----- Records for processing -----

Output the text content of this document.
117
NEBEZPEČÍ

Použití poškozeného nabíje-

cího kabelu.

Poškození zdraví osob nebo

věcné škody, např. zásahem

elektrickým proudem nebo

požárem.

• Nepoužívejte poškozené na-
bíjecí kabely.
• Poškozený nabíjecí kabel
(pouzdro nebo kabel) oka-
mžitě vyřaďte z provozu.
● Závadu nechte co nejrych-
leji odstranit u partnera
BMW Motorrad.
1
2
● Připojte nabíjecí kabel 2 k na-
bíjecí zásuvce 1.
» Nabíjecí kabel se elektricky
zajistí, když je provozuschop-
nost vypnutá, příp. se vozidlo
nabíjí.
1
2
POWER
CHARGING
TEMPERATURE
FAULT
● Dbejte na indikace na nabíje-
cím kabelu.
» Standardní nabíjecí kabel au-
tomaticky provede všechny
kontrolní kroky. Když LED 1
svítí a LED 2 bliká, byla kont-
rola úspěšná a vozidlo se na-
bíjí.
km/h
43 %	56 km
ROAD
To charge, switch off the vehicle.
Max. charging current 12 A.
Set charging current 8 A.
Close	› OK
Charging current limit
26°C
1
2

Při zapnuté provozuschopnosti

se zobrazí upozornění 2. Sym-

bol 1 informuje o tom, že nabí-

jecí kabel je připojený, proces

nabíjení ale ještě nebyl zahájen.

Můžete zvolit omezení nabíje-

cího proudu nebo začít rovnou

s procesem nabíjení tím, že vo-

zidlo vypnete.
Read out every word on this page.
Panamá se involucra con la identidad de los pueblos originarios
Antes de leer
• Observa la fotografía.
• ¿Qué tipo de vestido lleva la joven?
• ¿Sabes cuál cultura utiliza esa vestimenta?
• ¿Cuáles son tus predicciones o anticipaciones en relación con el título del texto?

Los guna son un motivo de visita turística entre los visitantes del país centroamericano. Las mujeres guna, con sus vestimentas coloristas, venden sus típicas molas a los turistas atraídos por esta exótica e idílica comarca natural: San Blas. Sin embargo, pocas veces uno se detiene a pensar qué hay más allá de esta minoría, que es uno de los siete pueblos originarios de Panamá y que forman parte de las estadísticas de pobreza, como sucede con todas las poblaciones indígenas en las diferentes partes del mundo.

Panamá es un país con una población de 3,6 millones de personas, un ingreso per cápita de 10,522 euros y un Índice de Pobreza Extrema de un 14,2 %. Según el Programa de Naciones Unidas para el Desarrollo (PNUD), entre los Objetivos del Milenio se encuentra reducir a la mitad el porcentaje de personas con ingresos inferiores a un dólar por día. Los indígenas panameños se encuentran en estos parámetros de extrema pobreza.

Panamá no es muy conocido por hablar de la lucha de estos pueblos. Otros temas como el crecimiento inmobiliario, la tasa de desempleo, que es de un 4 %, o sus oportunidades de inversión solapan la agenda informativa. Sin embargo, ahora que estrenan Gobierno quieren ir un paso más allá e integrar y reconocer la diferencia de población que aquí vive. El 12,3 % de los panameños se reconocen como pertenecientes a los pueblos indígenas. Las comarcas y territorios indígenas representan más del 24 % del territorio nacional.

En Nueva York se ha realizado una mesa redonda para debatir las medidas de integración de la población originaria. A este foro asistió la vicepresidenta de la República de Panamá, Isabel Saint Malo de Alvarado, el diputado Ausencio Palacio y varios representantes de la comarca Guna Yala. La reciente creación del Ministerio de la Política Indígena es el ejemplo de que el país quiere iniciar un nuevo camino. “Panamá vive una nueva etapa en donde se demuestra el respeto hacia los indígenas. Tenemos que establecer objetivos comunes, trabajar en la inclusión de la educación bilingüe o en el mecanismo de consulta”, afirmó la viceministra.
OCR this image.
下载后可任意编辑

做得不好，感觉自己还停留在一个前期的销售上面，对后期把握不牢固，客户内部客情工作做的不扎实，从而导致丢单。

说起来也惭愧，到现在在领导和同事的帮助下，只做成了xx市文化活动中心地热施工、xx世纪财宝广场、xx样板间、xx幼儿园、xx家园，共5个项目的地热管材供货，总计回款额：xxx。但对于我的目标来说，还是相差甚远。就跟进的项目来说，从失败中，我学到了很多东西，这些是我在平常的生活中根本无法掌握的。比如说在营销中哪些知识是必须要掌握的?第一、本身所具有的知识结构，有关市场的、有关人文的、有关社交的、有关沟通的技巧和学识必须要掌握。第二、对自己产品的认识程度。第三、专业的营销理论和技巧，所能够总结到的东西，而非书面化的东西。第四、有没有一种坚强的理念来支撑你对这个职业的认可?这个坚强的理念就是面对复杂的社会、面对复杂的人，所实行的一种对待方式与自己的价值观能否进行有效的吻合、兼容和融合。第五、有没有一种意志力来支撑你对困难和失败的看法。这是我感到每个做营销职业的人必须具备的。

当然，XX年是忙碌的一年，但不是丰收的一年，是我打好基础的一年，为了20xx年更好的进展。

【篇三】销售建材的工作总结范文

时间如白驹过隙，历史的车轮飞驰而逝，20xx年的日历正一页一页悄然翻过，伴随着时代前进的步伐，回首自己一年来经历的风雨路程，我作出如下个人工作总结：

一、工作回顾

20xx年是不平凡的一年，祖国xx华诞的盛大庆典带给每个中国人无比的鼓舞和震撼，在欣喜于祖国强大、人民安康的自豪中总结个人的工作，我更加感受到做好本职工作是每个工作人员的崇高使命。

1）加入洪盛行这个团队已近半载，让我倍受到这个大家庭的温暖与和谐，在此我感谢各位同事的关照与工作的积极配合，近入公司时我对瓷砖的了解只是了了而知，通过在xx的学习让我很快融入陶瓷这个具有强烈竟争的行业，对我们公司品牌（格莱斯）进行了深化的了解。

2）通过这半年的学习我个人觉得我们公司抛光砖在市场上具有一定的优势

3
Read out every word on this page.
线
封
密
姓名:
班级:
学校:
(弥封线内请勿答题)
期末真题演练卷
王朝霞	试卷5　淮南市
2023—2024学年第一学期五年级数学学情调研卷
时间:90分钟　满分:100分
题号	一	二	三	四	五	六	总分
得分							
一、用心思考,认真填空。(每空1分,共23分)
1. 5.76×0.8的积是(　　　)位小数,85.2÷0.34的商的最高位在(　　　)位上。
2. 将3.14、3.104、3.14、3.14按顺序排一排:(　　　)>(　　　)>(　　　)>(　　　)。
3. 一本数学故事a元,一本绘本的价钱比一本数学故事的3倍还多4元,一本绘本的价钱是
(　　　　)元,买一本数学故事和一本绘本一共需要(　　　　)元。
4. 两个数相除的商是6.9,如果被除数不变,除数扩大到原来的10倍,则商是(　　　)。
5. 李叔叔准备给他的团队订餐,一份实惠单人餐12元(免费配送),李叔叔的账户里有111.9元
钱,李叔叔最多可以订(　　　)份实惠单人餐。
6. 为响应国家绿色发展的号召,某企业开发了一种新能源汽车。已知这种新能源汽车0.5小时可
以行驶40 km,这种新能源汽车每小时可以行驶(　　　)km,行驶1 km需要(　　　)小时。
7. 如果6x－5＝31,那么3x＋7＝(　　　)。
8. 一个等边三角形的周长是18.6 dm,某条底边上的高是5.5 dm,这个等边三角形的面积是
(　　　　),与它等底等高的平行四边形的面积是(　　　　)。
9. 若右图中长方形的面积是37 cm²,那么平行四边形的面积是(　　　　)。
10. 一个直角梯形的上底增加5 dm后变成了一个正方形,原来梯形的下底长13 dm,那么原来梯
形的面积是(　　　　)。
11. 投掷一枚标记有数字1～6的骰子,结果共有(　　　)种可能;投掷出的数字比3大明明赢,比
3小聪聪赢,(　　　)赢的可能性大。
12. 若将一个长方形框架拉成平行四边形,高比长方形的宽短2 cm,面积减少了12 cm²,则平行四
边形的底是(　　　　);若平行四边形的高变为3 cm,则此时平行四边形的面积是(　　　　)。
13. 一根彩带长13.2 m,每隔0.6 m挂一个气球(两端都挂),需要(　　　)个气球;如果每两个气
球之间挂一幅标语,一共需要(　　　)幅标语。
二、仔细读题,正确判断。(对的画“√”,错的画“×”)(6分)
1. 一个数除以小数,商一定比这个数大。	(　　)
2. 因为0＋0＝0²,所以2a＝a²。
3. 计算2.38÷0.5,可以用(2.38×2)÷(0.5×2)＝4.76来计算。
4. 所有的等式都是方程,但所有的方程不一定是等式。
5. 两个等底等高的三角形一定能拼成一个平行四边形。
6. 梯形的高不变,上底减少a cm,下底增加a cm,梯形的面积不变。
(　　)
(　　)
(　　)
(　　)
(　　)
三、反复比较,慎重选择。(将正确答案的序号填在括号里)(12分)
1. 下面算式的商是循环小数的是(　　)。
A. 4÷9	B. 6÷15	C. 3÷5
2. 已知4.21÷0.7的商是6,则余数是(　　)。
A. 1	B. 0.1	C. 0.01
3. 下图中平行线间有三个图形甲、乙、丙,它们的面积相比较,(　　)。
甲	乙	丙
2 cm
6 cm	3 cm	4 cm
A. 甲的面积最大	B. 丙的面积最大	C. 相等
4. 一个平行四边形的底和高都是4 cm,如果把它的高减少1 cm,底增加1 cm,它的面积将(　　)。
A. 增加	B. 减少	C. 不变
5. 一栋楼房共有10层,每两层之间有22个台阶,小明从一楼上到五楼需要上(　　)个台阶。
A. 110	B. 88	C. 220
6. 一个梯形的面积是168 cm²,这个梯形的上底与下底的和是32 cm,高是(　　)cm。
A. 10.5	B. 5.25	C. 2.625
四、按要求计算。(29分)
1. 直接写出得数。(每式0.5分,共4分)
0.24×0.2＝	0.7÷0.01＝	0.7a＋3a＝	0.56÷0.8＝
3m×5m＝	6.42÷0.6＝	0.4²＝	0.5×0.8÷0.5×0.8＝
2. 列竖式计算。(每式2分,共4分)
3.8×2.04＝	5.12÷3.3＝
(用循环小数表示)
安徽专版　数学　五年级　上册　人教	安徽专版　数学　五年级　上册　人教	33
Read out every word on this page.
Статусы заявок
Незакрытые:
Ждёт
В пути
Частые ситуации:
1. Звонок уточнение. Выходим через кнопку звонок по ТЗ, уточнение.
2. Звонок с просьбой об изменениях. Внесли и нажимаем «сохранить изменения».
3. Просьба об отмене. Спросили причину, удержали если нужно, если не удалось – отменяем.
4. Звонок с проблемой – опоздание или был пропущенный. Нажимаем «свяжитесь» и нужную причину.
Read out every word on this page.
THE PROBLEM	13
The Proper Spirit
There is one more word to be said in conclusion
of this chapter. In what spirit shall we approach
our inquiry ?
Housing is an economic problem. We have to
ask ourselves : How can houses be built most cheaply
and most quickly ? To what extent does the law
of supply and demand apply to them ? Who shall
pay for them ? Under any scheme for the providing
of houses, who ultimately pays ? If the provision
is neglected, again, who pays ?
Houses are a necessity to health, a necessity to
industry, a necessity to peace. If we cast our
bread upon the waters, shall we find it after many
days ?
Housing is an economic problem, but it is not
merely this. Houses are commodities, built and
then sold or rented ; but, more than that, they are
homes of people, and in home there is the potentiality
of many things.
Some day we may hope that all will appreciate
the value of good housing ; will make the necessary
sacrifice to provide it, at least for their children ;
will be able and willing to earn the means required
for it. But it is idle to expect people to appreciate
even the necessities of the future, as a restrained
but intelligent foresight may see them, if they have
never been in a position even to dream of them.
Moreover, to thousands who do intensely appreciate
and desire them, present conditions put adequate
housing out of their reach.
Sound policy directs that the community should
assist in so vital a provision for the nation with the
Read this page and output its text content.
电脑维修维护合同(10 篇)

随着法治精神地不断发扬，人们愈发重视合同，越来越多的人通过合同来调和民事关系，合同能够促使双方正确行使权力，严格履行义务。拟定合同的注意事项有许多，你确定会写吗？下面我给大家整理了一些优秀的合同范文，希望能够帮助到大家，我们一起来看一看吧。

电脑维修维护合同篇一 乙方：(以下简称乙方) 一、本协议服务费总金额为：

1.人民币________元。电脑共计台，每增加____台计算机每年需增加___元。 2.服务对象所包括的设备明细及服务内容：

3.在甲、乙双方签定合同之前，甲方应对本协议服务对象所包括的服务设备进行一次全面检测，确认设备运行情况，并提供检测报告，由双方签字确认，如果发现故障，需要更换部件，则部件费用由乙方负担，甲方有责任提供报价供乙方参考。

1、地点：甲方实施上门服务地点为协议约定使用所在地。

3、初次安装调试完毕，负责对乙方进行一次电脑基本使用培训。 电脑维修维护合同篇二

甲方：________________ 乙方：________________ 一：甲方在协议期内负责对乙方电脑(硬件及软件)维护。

-----

Within the entries above, work out how many lines contain the word "shall". The number alone is the answer.

The reply → 3